* begin INPUT RECORDS *
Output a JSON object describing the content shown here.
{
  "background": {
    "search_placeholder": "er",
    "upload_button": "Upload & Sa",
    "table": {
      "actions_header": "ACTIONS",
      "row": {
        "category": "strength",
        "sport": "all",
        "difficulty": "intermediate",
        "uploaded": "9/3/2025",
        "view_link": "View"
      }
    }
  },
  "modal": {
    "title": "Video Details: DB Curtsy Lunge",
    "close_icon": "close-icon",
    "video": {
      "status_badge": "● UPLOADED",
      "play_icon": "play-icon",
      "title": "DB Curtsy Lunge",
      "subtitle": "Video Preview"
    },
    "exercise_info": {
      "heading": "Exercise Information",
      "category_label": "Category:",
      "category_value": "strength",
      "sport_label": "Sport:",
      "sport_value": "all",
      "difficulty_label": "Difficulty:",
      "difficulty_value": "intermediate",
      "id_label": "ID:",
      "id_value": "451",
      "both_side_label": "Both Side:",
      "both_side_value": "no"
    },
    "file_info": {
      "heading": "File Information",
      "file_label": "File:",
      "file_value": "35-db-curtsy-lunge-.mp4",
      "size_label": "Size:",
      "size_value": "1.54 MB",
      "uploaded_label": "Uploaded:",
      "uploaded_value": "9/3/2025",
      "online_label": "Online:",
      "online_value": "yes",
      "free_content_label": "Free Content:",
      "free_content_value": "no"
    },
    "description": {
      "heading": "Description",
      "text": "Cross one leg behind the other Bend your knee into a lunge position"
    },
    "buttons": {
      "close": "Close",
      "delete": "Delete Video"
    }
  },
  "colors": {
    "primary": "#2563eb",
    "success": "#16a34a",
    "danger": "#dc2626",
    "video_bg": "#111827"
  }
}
* end INPUT RECORDS *
◆ SET TASK
In the entries above, count each line that holds "Information". Give the total and nothing else.

◆ RESPONSE
2